● **Problem description**:
Work out the number of lines in the listing that include the string "JSON". Reply with that number alone.
━━━━━━━━━━
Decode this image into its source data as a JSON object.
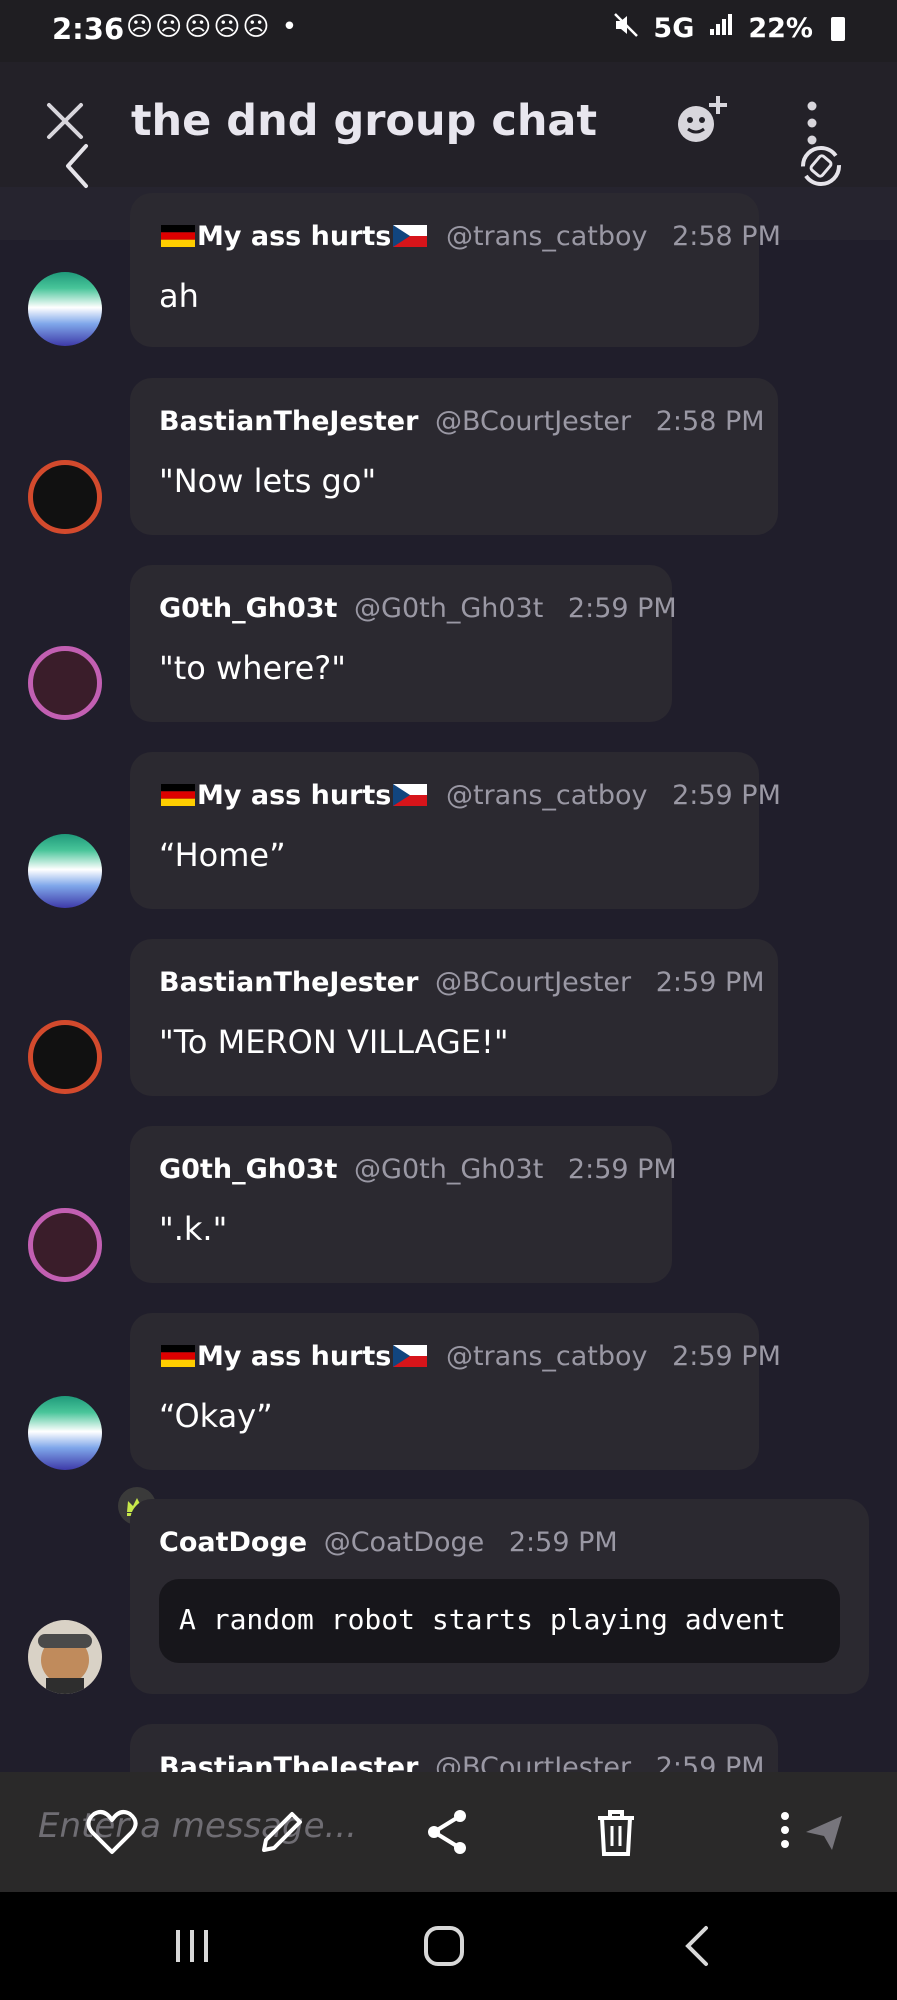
{
  "status_bar": {
    "time": "2:36",
    "notifications": "☹☹☹☹☹ •",
    "network": "5G",
    "battery": "22%"
  },
  "header": {
    "title": "the dnd group chat"
  },
  "messages": [
    {
      "author": "My ass hurts",
      "handle": "@trans_catboy",
      "time": "2:58 PM",
      "text": "ah"
    },
    {
      "author": "BastianTheJester",
      "handle": "@BCourtJester",
      "time": "2:58 PM",
      "text": "\"Now lets go\""
    },
    {
      "author": "G0th_Gh03t",
      "handle": "@G0th_Gh03t",
      "time": "2:59 PM",
      "text": "\"to where?\""
    },
    {
      "author": "My ass hurts",
      "handle": "@trans_catboy",
      "time": "2:59 PM",
      "text": "“Home”"
    },
    {
      "author": "BastianTheJester",
      "handle": "@BCourtJester",
      "time": "2:59 PM",
      "text": "\"To MERON VILLAGE!\""
    },
    {
      "author": "G0th_Gh03t",
      "handle": "@G0th_Gh03t",
      "time": "2:59 PM",
      "text": "\".k.\""
    },
    {
      "author": "My ass hurts",
      "handle": "@trans_catboy",
      "time": "2:59 PM",
      "text": "“Okay”"
    },
    {
      "author": "CoatDoge",
      "handle": "@CoatDoge",
      "time": "2:59 PM",
      "text": "A random robot starts playing advent"
    },
    {
      "author": "BastianTheJester",
      "handle": "@BCourtJester",
      "time": "2:59 PM",
      "text": ""
    }
  ],
  "composer": {
    "placeholder": "Enter a message..."
  },
  "colors": {
    "background": "#201e2b",
    "bubble": "#2b2930",
    "accent_crown": "#c6e84a"
  }
}
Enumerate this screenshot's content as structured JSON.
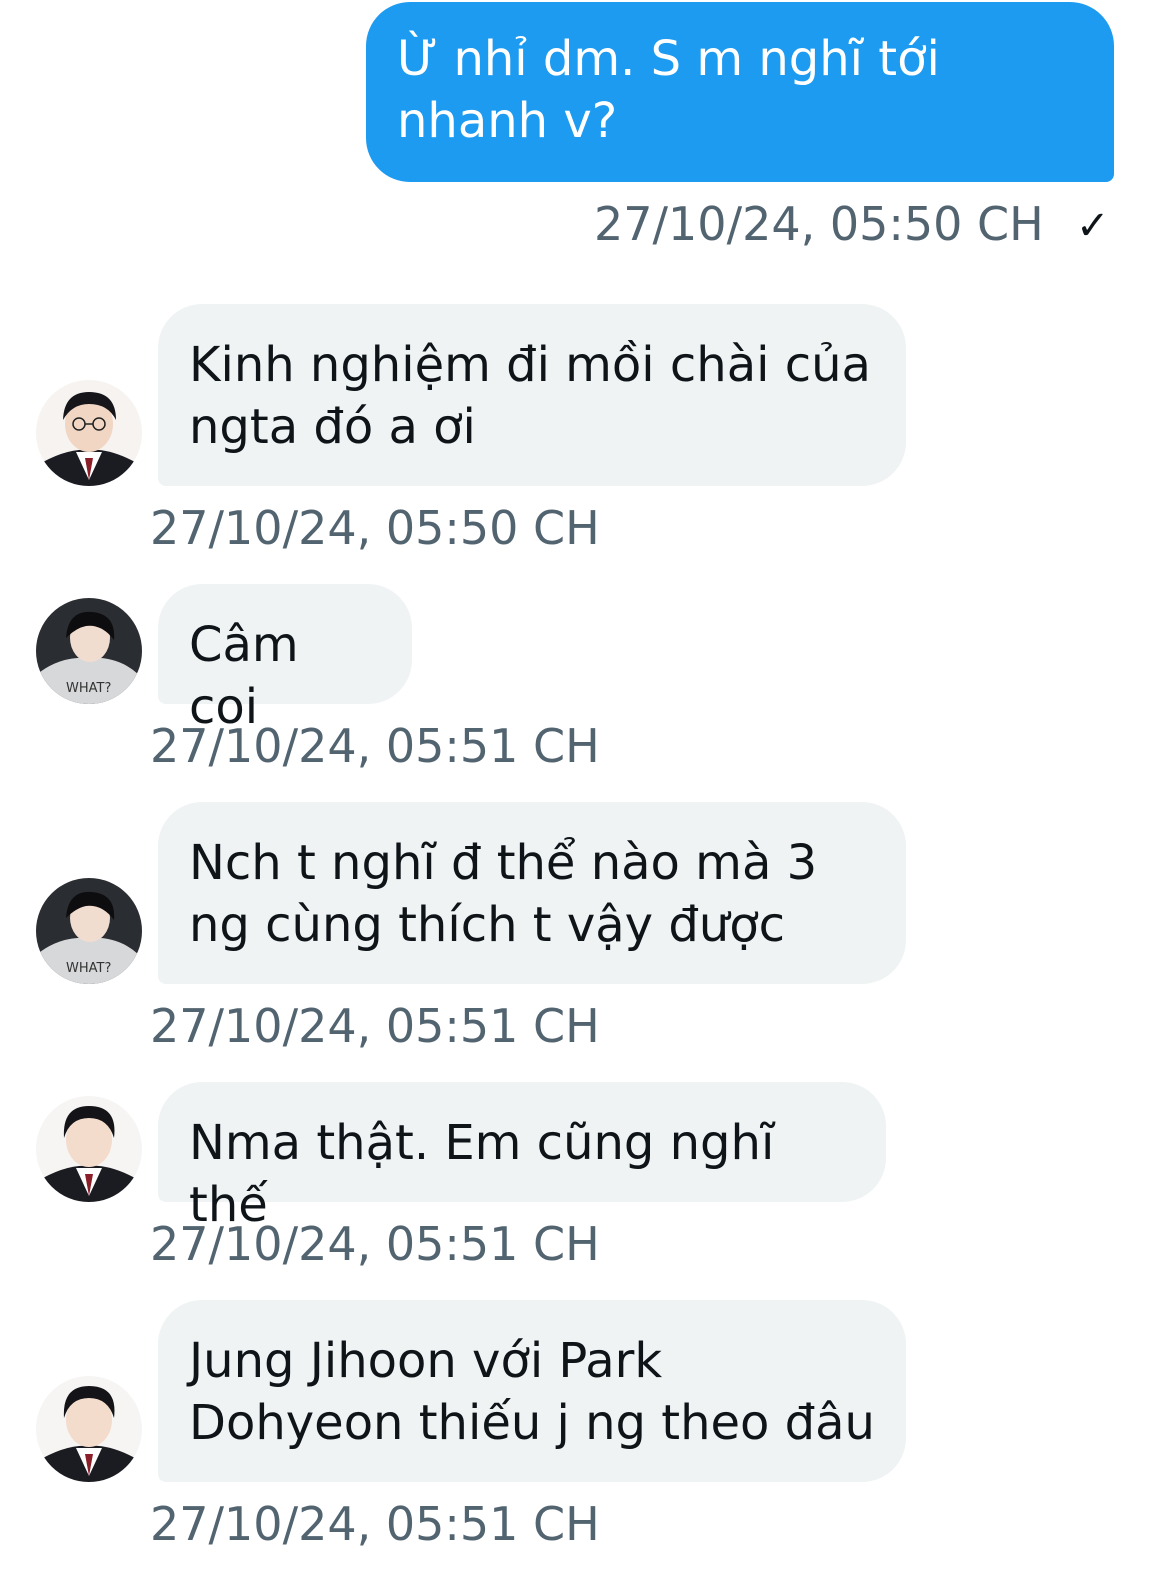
{
  "messages": [
    {
      "side": "sent",
      "text": "Ừ nhỉ dm. S m nghĩ tới\nnhanh v?",
      "timestamp": "27/10/24, 05:50 CH",
      "status_icon": "checkmark-icon"
    },
    {
      "side": "received",
      "avatar": "avatar-glasses-uniform",
      "text": "Kinh nghiệm đi mồi chài của\nngta đó a ơi",
      "timestamp": "27/10/24, 05:50 CH"
    },
    {
      "side": "received",
      "avatar": "avatar-grey-hoodie",
      "text": "Câm coi",
      "timestamp": "27/10/24, 05:51 CH"
    },
    {
      "side": "received",
      "avatar": "avatar-grey-hoodie",
      "text": "Nch t nghĩ đ thể nào mà 3\nng cùng thích t vậy được",
      "timestamp": "27/10/24, 05:51 CH"
    },
    {
      "side": "received",
      "avatar": "avatar-uniform",
      "text": "Nma thật. Em cũng nghĩ thế",
      "timestamp": "27/10/24, 05:51 CH"
    },
    {
      "side": "received",
      "avatar": "avatar-uniform",
      "text": "Jung Jihoon với Park\nDohyeon thiếu j ng theo đâu",
      "timestamp": "27/10/24, 05:51 CH"
    }
  ],
  "colors": {
    "sent_bubble": "#1d9bf0",
    "received_bubble": "#eff3f4",
    "timestamp": "#536471"
  }
}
━━━━━━━━━━
● **Output below**:
2